Start INPUT ROWS

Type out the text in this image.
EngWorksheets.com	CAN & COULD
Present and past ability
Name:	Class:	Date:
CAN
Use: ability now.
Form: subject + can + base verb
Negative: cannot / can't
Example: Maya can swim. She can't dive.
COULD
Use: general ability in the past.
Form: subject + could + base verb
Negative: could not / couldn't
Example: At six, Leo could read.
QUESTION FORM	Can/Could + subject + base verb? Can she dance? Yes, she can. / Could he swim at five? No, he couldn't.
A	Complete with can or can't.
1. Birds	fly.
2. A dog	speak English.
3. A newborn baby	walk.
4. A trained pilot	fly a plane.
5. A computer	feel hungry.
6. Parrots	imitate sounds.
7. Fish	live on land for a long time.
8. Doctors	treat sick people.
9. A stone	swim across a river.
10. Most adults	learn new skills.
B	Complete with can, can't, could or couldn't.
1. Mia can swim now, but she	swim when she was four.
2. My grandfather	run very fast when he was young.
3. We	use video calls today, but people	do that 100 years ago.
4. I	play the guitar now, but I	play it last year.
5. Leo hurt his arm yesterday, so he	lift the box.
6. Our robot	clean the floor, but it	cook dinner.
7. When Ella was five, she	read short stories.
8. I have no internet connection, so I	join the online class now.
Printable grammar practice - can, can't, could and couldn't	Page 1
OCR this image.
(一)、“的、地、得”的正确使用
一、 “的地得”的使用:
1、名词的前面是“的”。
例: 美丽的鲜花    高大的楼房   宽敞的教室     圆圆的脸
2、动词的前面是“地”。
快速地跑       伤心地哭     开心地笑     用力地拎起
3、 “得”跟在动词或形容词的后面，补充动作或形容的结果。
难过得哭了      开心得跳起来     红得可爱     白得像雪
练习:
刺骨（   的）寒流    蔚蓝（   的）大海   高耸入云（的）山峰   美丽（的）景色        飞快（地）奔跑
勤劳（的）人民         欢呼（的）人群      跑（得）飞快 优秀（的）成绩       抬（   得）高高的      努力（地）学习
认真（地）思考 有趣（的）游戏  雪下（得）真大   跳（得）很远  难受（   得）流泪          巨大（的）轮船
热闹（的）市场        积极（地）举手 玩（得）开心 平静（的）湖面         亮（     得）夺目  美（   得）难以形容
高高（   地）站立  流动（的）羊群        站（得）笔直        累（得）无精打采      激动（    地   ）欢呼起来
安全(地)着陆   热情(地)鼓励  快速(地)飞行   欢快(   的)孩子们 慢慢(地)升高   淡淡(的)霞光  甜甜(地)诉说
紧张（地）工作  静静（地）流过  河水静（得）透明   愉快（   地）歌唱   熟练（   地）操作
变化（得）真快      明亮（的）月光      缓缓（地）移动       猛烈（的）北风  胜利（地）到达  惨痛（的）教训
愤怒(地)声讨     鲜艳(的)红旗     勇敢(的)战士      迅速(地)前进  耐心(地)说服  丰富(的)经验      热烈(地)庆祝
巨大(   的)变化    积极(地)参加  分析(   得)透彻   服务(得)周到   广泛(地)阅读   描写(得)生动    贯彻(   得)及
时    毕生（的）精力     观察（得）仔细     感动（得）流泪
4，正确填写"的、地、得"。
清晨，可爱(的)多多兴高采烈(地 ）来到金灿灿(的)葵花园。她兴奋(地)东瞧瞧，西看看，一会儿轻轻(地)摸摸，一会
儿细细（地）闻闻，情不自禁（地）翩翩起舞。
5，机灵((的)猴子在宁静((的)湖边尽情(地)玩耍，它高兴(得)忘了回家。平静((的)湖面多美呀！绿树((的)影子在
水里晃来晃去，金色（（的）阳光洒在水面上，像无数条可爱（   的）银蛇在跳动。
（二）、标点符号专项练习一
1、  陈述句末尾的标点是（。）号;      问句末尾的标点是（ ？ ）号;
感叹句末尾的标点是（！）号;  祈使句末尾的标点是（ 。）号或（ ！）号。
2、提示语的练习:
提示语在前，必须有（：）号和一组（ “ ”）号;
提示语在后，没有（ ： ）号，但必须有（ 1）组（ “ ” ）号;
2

End INPUT ROWS

:: DESCRIPTION OF THE TASK ::
Nothing in the listing may be changed; retype it all exactly.

:: OUTPUT ::
Type out the text in this image.
EngWorksheets.com	CAN & COULD
Present and past ability
Name:	Class:	Date:
CAN
Use: ability now.
Form: subject + can + base verb
Negative: cannot / can't
Example: Maya can swim. She can't dive.
COULD
Use: general ability in the past.
Form: subject + could + base verb
Negative: could not / couldn't
Example: At six, Leo could read.
QUESTION FORM	Can/Could + subject + base verb? Can she dance? Yes, she can. / Could he swim at five? No, he couldn't.
A	Complete with can or can't.
1. Birds	fly.
2. A dog	speak English.
3. A newborn baby	walk.
4. A trained pilot	fly a plane.
5. A computer	feel hungry.
6. Parrots	imitate sounds.
7. Fish	live on land for a long time.
8. Doctors	treat sick people.
9. A stone	swim across a river.
10. Most adults	learn new skills.
B	Complete with can, can't, could or couldn't.
1. Mia can swim now, but she	swim when she was four.
2. My grandfather	run very fast when he was young.
3. We	use video calls today, but people	do that 100 years ago.
4. I	play the guitar now, but I	play it last year.
5. Leo hurt his arm yesterday, so he	lift the box.
6. Our robot	clean the floor, but it	cook dinner.
7. When Ella was five, she	read short stories.
8. I have no internet connection, so I	join the online class now.
Printable grammar practice - can, can't, could and couldn't	Page 1
OCR this image.
(一)、“的、地、得”的正确使用
一、 “的地得”的使用:
1、名词的前面是“的”。
例: 美丽的鲜花    高大的楼房   宽敞的教室     圆圆的脸
2、动词的前面是“地”。
快速地跑       伤心地哭     开心地笑     用力地拎起
3、 “得”跟在动词或形容词的后面，补充动作或形容的结果。
难过得哭了      开心得跳起来     红得可爱     白得像雪
练习:
刺骨（   的）寒流    蔚蓝（   的）大海   高耸入云（的）山峰   美丽（的）景色        飞快（地）奔跑
勤劳（的）人民         欢呼（的）人群      跑（得）飞快 优秀（的）成绩       抬（   得）高高的      努力（地）学习
认真（地）思考 有趣（的）游戏  雪下（得）真大   跳（得）很远  难受（   得）流泪          巨大（的）轮船
热闹（的）市场        积极（地）举手 玩（得）开心 平静（的）湖面         亮（     得）夺目  美（   得）难以形容
高高（   地）站立  流动（的）羊群        站（得）笔直        累（得）无精打采      激动（    地   ）欢呼起来
安全(地)着陆   热情(地)鼓励  快速(地)飞行   欢快(   的)孩子们 慢慢(地)升高   淡淡(的)霞光  甜甜(地)诉说
紧张（地）工作  静静（地）流过  河水静（得）透明   愉快（   地）歌唱   熟练（   地）操作
变化（得）真快      明亮（的）月光      缓缓（地）移动       猛烈（的）北风  胜利（地）到达  惨痛（的）教训
愤怒(地)声讨     鲜艳(的)红旗     勇敢(的)战士      迅速(地)前进  耐心(地)说服  丰富(的)经验      热烈(地)庆祝
巨大(   的)变化    积极(地)参加  分析(   得)透彻   服务(得)周到   广泛(地)阅读   描写(得)生动    贯彻(   得)及
时    毕生（的）精力     观察（得）仔细     感动（得）流泪
4，正确填写"的、地、得"。
清晨，可爱(的)多多兴高采烈(地 ）来到金灿灿(的)葵花园。她兴奋(地)东瞧瞧，西看看，一会儿轻轻(地)摸摸，一会
儿细细（地）闻闻，情不自禁（地）翩翩起舞。
5，机灵((的)猴子在宁静((的)湖边尽情(地)玩耍，它高兴(得)忘了回家。平静((的)湖面多美呀！绿树((的)影子在
水里晃来晃去，金色（（的）阳光洒在水面上，像无数条可爱（   的）银蛇在跳动。
（二）、标点符号专项练习一
1、  陈述句末尾的标点是（。）号;      问句末尾的标点是（ ？ ）号;
感叹句末尾的标点是（！）号;  祈使句末尾的标点是（ 。）号或（ ！）号。
2、提示语的练习:
提示语在前，必须有（：）号和一组（ “ ”）号;
提示语在后，没有（ ： ）号，但必须有（ 1）组（ “ ” ）号;
2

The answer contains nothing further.